> WHAT TO PRODUCE:
Copy only those lines which run from the line containing "Convert this chart" to the end of the entries below, both inclusive, exactly as written and with no pictures.

[begin DATA RECORDS]

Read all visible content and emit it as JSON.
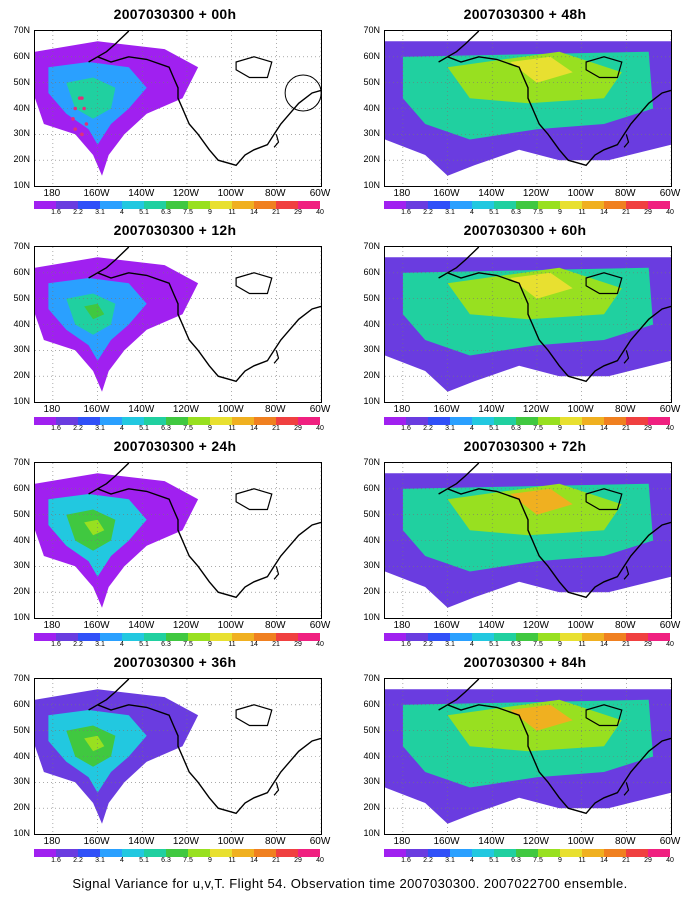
{
  "panels": [
    {
      "title": "2007030300 + 00h",
      "level": 0
    },
    {
      "title": "2007030300 + 48h",
      "level": 4
    },
    {
      "title": "2007030300 + 12h",
      "level": 1
    },
    {
      "title": "2007030300 + 60h",
      "level": 5
    },
    {
      "title": "2007030300 + 24h",
      "level": 2
    },
    {
      "title": "2007030300 + 72h",
      "level": 6
    },
    {
      "title": "2007030300 + 36h",
      "level": 3
    },
    {
      "title": "2007030300 + 84h",
      "level": 7
    }
  ],
  "lat_labels": [
    "70N",
    "60N",
    "50N",
    "40N",
    "30N",
    "20N",
    "10N"
  ],
  "lon_labels": [
    "180",
    "160W",
    "140W",
    "120W",
    "100W",
    "80W",
    "60W"
  ],
  "colorbar": {
    "colors": [
      "#a020f0",
      "#6a3ce0",
      "#3050f8",
      "#2aa0ff",
      "#22c8e0",
      "#20d0a0",
      "#40c840",
      "#98e020",
      "#e8e030",
      "#f0b020",
      "#f08020",
      "#f04040",
      "#f02080"
    ],
    "labels": [
      "1.6",
      "2.2",
      "3.1",
      "4",
      "5.1",
      "6.3",
      "7.5",
      "9",
      "11",
      "14",
      "21",
      "29",
      "40"
    ]
  },
  "caption": "Signal Variance for u,v,T. Flight 54. Observation time 2007030300. 2007022700 ensemble."
}
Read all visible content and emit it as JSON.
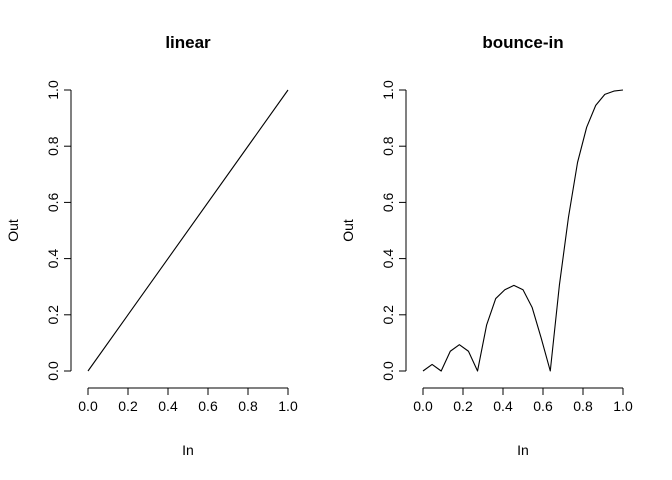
{
  "chart_data": [
    {
      "type": "line",
      "title": "linear",
      "xlabel": "In",
      "ylabel": "Out",
      "xlim": [
        0,
        1
      ],
      "ylim": [
        0,
        1
      ],
      "xticks": [
        "0.0",
        "0.2",
        "0.4",
        "0.6",
        "0.8",
        "1.0"
      ],
      "yticks": [
        "0.0",
        "0.2",
        "0.4",
        "0.6",
        "0.8",
        "1.0"
      ],
      "grid": false,
      "series": [
        {
          "x": [
            0,
            1
          ],
          "y": [
            0,
            1
          ]
        }
      ]
    },
    {
      "type": "line",
      "title": "bounce-in",
      "xlabel": "In",
      "ylabel": "Out",
      "xlim": [
        0,
        1
      ],
      "ylim": [
        0,
        1
      ],
      "xticks": [
        "0.0",
        "0.2",
        "0.4",
        "0.6",
        "0.8",
        "1.0"
      ],
      "yticks": [
        "0.0",
        "0.2",
        "0.4",
        "0.6",
        "0.8",
        "1.0"
      ],
      "grid": false,
      "series": [
        {
          "x": [
            0,
            0.0455,
            0.0909,
            0.1364,
            0.1818,
            0.2273,
            0.2727,
            0.3182,
            0.3636,
            0.4091,
            0.4545,
            0.5,
            0.5455,
            0.5909,
            0.6364,
            0.6818,
            0.7273,
            0.7727,
            0.8182,
            0.8636,
            0.9091,
            0.9545,
            1
          ],
          "y": [
            0,
            0.0234,
            0,
            0.0703,
            0.0938,
            0.0703,
            0,
            0.1641,
            0.2578,
            0.2891,
            0.3047,
            0.2891,
            0.2266,
            0.1172,
            0,
            0.3047,
            0.5469,
            0.7422,
            0.8672,
            0.9453,
            0.9844,
            0.9961,
            1
          ]
        }
      ]
    }
  ]
}
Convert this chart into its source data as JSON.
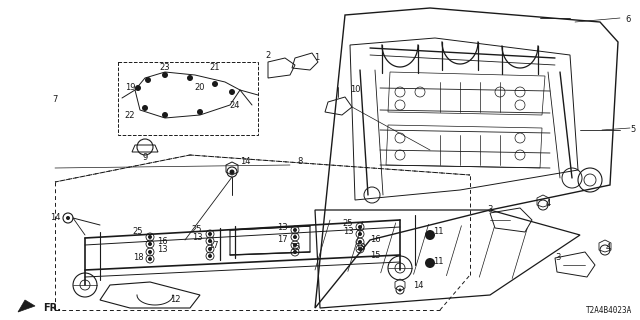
{
  "diagram_code": "T2A4B4023A",
  "bg_color": "#ffffff",
  "line_color": "#1a1a1a",
  "fig_width": 6.4,
  "fig_height": 3.2,
  "dpi": 100
}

[end DATA RECORDS]

> RESPONSE:
Convert this chart into its source data as JSON.
{
  "diagram_code": "T2A4B4023A",
  "bg_color": "#ffffff",
  "line_color": "#1a1a1a",
  "fig_width": 6.4,
  "fig_height": 3.2,
  "dpi": 100
}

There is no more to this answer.